## EXTRACTED MATERIAL
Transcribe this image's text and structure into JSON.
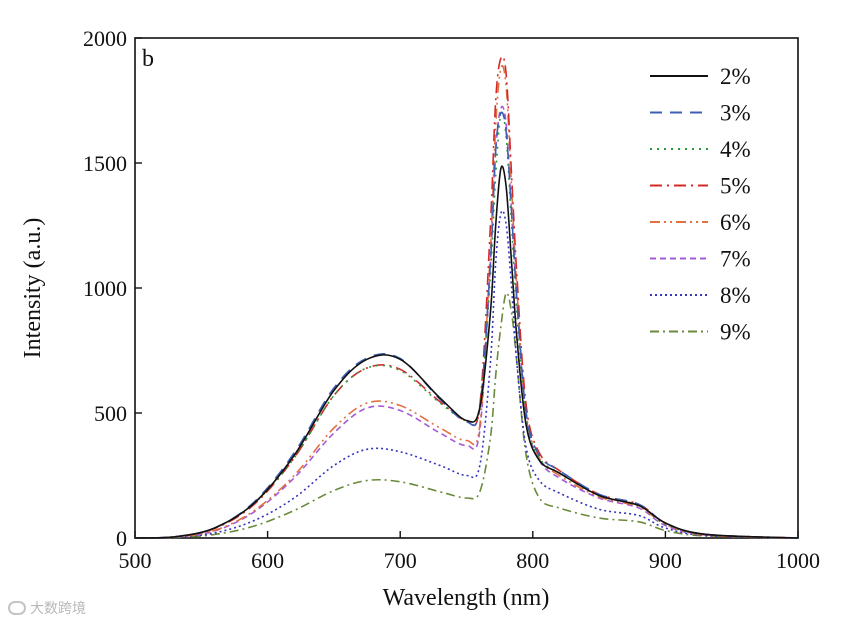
{
  "chart_data": {
    "type": "line",
    "panel_label": "b",
    "title": "",
    "xlabel": "Wavelength (nm)",
    "ylabel": "Intensity (a.u.)",
    "xlim": [
      500,
      1000
    ],
    "ylim": [
      0,
      2000
    ],
    "xticks": [
      500,
      600,
      700,
      800,
      900,
      1000
    ],
    "yticks": [
      0,
      500,
      1000,
      1500,
      2000
    ],
    "grid": false,
    "legend_position": "top-right",
    "x": [
      500,
      530,
      560,
      590,
      620,
      650,
      675,
      700,
      730,
      750,
      760,
      768,
      772,
      776,
      780,
      784,
      788,
      795,
      805,
      820,
      850,
      880,
      900,
      930,
      1000
    ],
    "series": [
      {
        "name": "2%",
        "color": "#111111",
        "dash": "",
        "values": [
          0,
          5,
          40,
          140,
          330,
          590,
          715,
          715,
          560,
          470,
          520,
          900,
          1250,
          1480,
          1400,
          1100,
          800,
          450,
          310,
          260,
          170,
          130,
          60,
          15,
          0
        ]
      },
      {
        "name": "3%",
        "color": "#3c5fb5",
        "dash": "12 8",
        "values": [
          0,
          5,
          40,
          145,
          340,
          600,
          720,
          718,
          555,
          465,
          520,
          1100,
          1550,
          1700,
          1620,
          1300,
          950,
          500,
          330,
          270,
          175,
          135,
          60,
          15,
          0
        ]
      },
      {
        "name": "4%",
        "color": "#2a9a3a",
        "dash": "2 5",
        "values": [
          0,
          5,
          40,
          140,
          320,
          570,
          680,
          670,
          540,
          470,
          530,
          1050,
          1450,
          1700,
          1600,
          1250,
          900,
          480,
          320,
          260,
          170,
          130,
          55,
          15,
          0
        ]
      },
      {
        "name": "5%",
        "color": "#d42a2a",
        "dash": "12 5 2 5",
        "values": [
          0,
          5,
          38,
          135,
          320,
          570,
          680,
          675,
          545,
          470,
          530,
          1250,
          1750,
          1920,
          1850,
          1450,
          1050,
          530,
          340,
          270,
          175,
          135,
          60,
          15,
          0
        ]
      },
      {
        "name": "6%",
        "color": "#e07040",
        "dash": "10 4 2 4 2 4",
        "values": [
          0,
          4,
          30,
          110,
          250,
          440,
          540,
          530,
          440,
          390,
          450,
          1150,
          1650,
          1880,
          1800,
          1400,
          1000,
          500,
          320,
          250,
          165,
          125,
          55,
          12,
          0
        ]
      },
      {
        "name": "7%",
        "color": "#a35ad8",
        "dash": "6 4",
        "values": [
          0,
          4,
          28,
          105,
          240,
          420,
          520,
          510,
          420,
          370,
          430,
          1100,
          1550,
          1720,
          1650,
          1300,
          950,
          480,
          310,
          240,
          160,
          120,
          50,
          12,
          0
        ]
      },
      {
        "name": "8%",
        "color": "#3535c0",
        "dash": "2 3",
        "values": [
          0,
          3,
          20,
          70,
          160,
          290,
          355,
          345,
          290,
          250,
          290,
          700,
          1100,
          1300,
          1250,
          1000,
          700,
          360,
          230,
          180,
          115,
          90,
          40,
          10,
          0
        ]
      },
      {
        "name": "9%",
        "color": "#6a8a3a",
        "dash": "9 4 2 4",
        "values": [
          0,
          2,
          14,
          48,
          110,
          190,
          230,
          225,
          185,
          160,
          185,
          400,
          650,
          850,
          980,
          900,
          700,
          330,
          160,
          120,
          80,
          65,
          30,
          8,
          0
        ]
      }
    ]
  }
}
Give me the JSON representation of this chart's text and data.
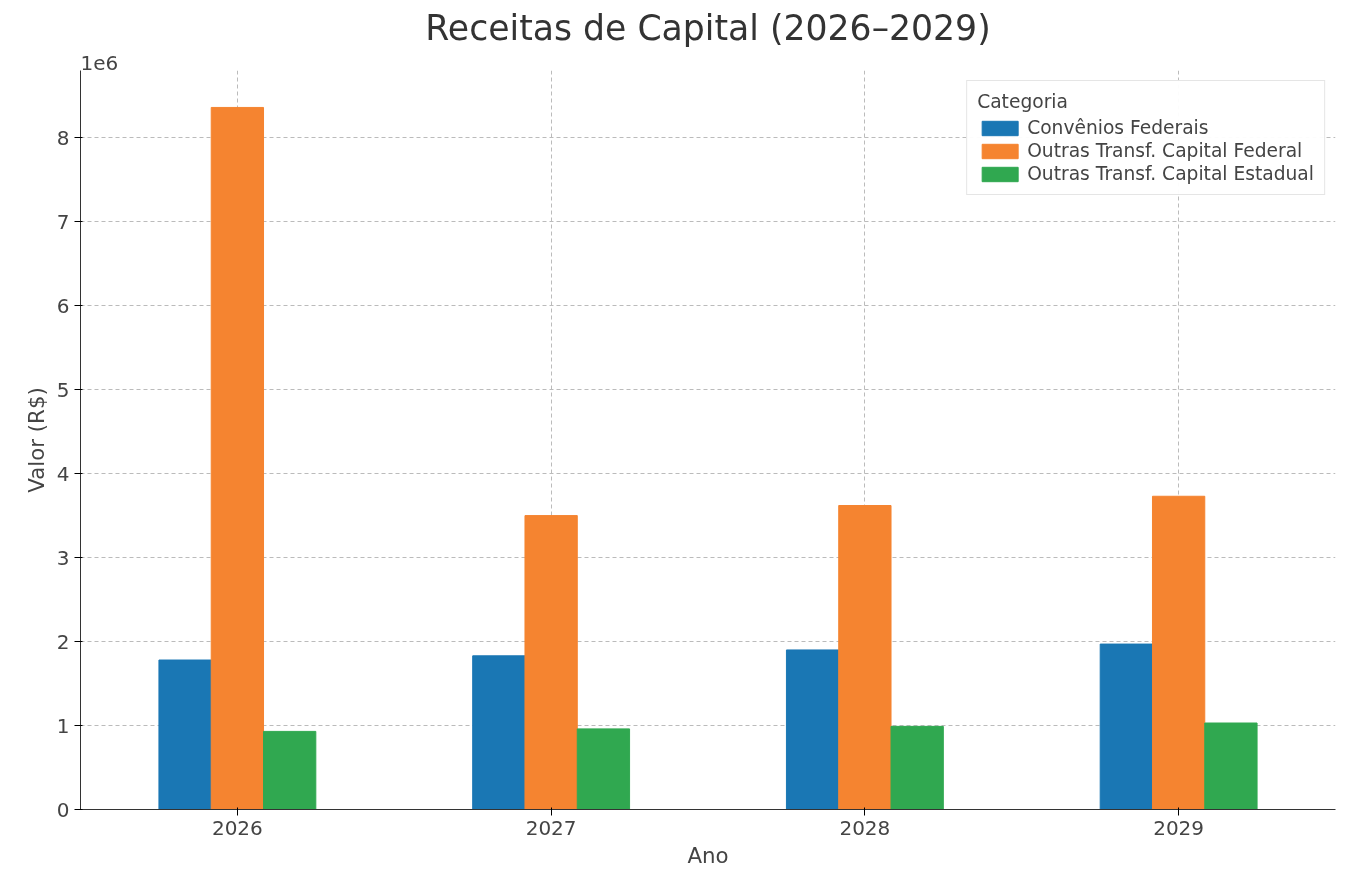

## WHAT TO PRODUCE
Retype each record exactly as it stands, but do not include the pictures.

## ANSWER FOR THE TASK
Transcribe this image's text and structure into JSON.
{
  "chart_data": {
    "type": "line",
    "panel_label": "b",
    "title": "",
    "xlabel": "Wavelength (nm)",
    "ylabel": "Intensity (a.u.)",
    "xlim": [
      500,
      1000
    ],
    "ylim": [
      0,
      2000
    ],
    "xticks": [
      500,
      600,
      700,
      800,
      900,
      1000
    ],
    "yticks": [
      0,
      500,
      1000,
      1500,
      2000
    ],
    "grid": false,
    "legend_position": "top-right",
    "x": [
      500,
      530,
      560,
      590,
      620,
      650,
      675,
      700,
      730,
      750,
      760,
      768,
      772,
      776,
      780,
      784,
      788,
      795,
      805,
      820,
      850,
      880,
      900,
      930,
      1000
    ],
    "series": [
      {
        "name": "2%",
        "color": "#111111",
        "dash": "",
        "values": [
          0,
          5,
          40,
          140,
          330,
          590,
          715,
          715,
          560,
          470,
          520,
          900,
          1250,
          1480,
          1400,
          1100,
          800,
          450,
          310,
          260,
          170,
          130,
          60,
          15,
          0
        ]
      },
      {
        "name": "3%",
        "color": "#3c5fb5",
        "dash": "12 8",
        "values": [
          0,
          5,
          40,
          145,
          340,
          600,
          720,
          718,
          555,
          465,
          520,
          1100,
          1550,
          1700,
          1620,
          1300,
          950,
          500,
          330,
          270,
          175,
          135,
          60,
          15,
          0
        ]
      },
      {
        "name": "4%",
        "color": "#2a9a3a",
        "dash": "2 5",
        "values": [
          0,
          5,
          40,
          140,
          320,
          570,
          680,
          670,
          540,
          470,
          530,
          1050,
          1450,
          1700,
          1600,
          1250,
          900,
          480,
          320,
          260,
          170,
          130,
          55,
          15,
          0
        ]
      },
      {
        "name": "5%",
        "color": "#d42a2a",
        "dash": "12 5 2 5",
        "values": [
          0,
          5,
          38,
          135,
          320,
          570,
          680,
          675,
          545,
          470,
          530,
          1250,
          1750,
          1920,
          1850,
          1450,
          1050,
          530,
          340,
          270,
          175,
          135,
          60,
          15,
          0
        ]
      },
      {
        "name": "6%",
        "color": "#e07040",
        "dash": "10 4 2 4 2 4",
        "values": [
          0,
          4,
          30,
          110,
          250,
          440,
          540,
          530,
          440,
          390,
          450,
          1150,
          1650,
          1880,
          1800,
          1400,
          1000,
          500,
          320,
          250,
          165,
          125,
          55,
          12,
          0
        ]
      },
      {
        "name": "7%",
        "color": "#a35ad8",
        "dash": "6 4",
        "values": [
          0,
          4,
          28,
          105,
          240,
          420,
          520,
          510,
          420,
          370,
          430,
          1100,
          1550,
          1720,
          1650,
          1300,
          950,
          480,
          310,
          240,
          160,
          120,
          50,
          12,
          0
        ]
      },
      {
        "name": "8%",
        "color": "#3535c0",
        "dash": "2 3",
        "values": [
          0,
          3,
          20,
          70,
          160,
          290,
          355,
          345,
          290,
          250,
          290,
          700,
          1100,
          1300,
          1250,
          1000,
          700,
          360,
          230,
          180,
          115,
          90,
          40,
          10,
          0
        ]
      },
      {
        "name": "9%",
        "color": "#6a8a3a",
        "dash": "9 4 2 4",
        "values": [
          0,
          2,
          14,
          48,
          110,
          190,
          230,
          225,
          185,
          160,
          185,
          400,
          650,
          850,
          980,
          900,
          700,
          330,
          160,
          120,
          80,
          65,
          30,
          8,
          0
        ]
      }
    ]
  }
}
Give me the JSON representation of this chart's text and data.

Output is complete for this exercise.